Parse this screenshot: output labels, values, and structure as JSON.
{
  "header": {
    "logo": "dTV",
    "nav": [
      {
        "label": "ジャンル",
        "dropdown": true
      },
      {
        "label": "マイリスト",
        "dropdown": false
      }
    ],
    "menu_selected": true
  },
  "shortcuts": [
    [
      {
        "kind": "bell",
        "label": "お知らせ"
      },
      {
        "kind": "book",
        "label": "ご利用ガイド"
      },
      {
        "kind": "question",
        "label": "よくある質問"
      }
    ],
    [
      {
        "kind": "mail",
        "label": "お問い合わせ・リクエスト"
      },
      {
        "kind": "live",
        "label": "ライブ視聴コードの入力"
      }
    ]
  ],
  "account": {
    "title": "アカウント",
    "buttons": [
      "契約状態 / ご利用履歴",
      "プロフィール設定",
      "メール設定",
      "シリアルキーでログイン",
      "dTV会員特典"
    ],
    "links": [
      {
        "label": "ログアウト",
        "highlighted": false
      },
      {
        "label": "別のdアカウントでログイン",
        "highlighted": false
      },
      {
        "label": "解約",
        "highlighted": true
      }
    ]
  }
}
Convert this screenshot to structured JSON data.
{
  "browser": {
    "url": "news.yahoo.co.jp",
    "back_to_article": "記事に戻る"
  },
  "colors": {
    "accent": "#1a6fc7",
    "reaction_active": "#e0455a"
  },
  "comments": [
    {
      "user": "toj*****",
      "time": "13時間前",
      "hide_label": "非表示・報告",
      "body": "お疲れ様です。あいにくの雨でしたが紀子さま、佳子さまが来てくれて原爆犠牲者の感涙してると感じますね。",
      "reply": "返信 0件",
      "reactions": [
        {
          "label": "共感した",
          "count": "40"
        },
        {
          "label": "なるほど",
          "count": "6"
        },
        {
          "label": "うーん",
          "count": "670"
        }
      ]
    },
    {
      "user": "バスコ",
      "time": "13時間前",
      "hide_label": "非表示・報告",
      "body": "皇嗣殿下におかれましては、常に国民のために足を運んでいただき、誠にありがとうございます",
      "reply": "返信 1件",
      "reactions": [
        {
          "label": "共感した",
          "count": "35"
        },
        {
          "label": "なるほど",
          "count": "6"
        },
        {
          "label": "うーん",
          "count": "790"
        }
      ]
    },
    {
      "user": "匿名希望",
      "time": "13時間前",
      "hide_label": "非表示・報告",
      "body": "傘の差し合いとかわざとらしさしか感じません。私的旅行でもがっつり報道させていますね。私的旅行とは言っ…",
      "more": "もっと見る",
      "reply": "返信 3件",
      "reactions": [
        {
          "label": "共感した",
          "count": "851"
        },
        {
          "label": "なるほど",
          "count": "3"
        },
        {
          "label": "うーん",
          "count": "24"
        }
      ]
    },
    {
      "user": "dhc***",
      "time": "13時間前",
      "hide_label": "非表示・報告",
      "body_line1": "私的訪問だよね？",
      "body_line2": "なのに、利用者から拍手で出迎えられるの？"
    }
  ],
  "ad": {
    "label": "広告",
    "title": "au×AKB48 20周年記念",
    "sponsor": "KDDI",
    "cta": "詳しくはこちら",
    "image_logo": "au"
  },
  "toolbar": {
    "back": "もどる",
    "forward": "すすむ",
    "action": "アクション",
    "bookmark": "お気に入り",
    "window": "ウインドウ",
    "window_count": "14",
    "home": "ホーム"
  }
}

■ ■ ■ ■ ■ ■ ■

— What the task requires —
Repeat the material from above exactly, word for word.

— Written answer —
Parse this screenshot: output labels, values, and structure as JSON.
{
  "header": {
    "logo": "dTV",
    "nav": [
      {
        "label": "ジャンル",
        "dropdown": true
      },
      {
        "label": "マイリスト",
        "dropdown": false
      }
    ],
    "menu_selected": true
  },
  "shortcuts": [
    [
      {
        "kind": "bell",
        "label": "お知らせ"
      },
      {
        "kind": "book",
        "label": "ご利用ガイド"
      },
      {
        "kind": "question",
        "label": "よくある質問"
      }
    ],
    [
      {
        "kind": "mail",
        "label": "お問い合わせ・リクエスト"
      },
      {
        "kind": "live",
        "label": "ライブ視聴コードの入力"
      }
    ]
  ],
  "account": {
    "title": "アカウント",
    "buttons": [
      "契約状態 / ご利用履歴",
      "プロフィール設定",
      "メール設定",
      "シリアルキーでログイン",
      "dTV会員特典"
    ],
    "links": [
      {
        "label": "ログアウト",
        "highlighted": false
      },
      {
        "label": "別のdアカウントでログイン",
        "highlighted": false
      },
      {
        "label": "解約",
        "highlighted": true
      }
    ]
  }
}
Convert this screenshot to structured JSON data.
{
  "browser": {
    "url": "news.yahoo.co.jp",
    "back_to_article": "記事に戻る"
  },
  "colors": {
    "accent": "#1a6fc7",
    "reaction_active": "#e0455a"
  },
  "comments": [
    {
      "user": "toj*****",
      "time": "13時間前",
      "hide_label": "非表示・報告",
      "body": "お疲れ様です。あいにくの雨でしたが紀子さま、佳子さまが来てくれて原爆犠牲者の感涙してると感じますね。",
      "reply": "返信 0件",
      "reactions": [
        {
          "label": "共感した",
          "count": "40"
        },
        {
          "label": "なるほど",
          "count": "6"
        },
        {
          "label": "うーん",
          "count": "670"
        }
      ]
    },
    {
      "user": "バスコ",
      "time": "13時間前",
      "hide_label": "非表示・報告",
      "body": "皇嗣殿下におかれましては、常に国民のために足を運んでいただき、誠にありがとうございます",
      "reply": "返信 1件",
      "reactions": [
        {
          "label": "共感した",
          "count": "35"
        },
        {
          "label": "なるほど",
          "count": "6"
        },
        {
          "label": "うーん",
          "count": "790"
        }
      ]
    },
    {
      "user": "匿名希望",
      "time": "13時間前",
      "hide_label": "非表示・報告",
      "body": "傘の差し合いとかわざとらしさしか感じません。私的旅行でもがっつり報道させていますね。私的旅行とは言っ…",
      "more": "もっと見る",
      "reply": "返信 3件",
      "reactions": [
        {
          "label": "共感した",
          "count": "851"
        },
        {
          "label": "なるほど",
          "count": "3"
        },
        {
          "label": "うーん",
          "count": "24"
        }
      ]
    },
    {
      "user": "dhc***",
      "time": "13時間前",
      "hide_label": "非表示・報告",
      "body_line1": "私的訪問だよね？",
      "body_line2": "なのに、利用者から拍手で出迎えられるの？"
    }
  ],
  "ad": {
    "label": "広告",
    "title": "au×AKB48 20周年記念",
    "sponsor": "KDDI",
    "cta": "詳しくはこちら",
    "image_logo": "au"
  },
  "toolbar": {
    "back": "もどる",
    "forward": "すすむ",
    "action": "アクション",
    "bookmark": "お気に入り",
    "window": "ウインドウ",
    "window_count": "14",
    "home": "ホーム"
  }
}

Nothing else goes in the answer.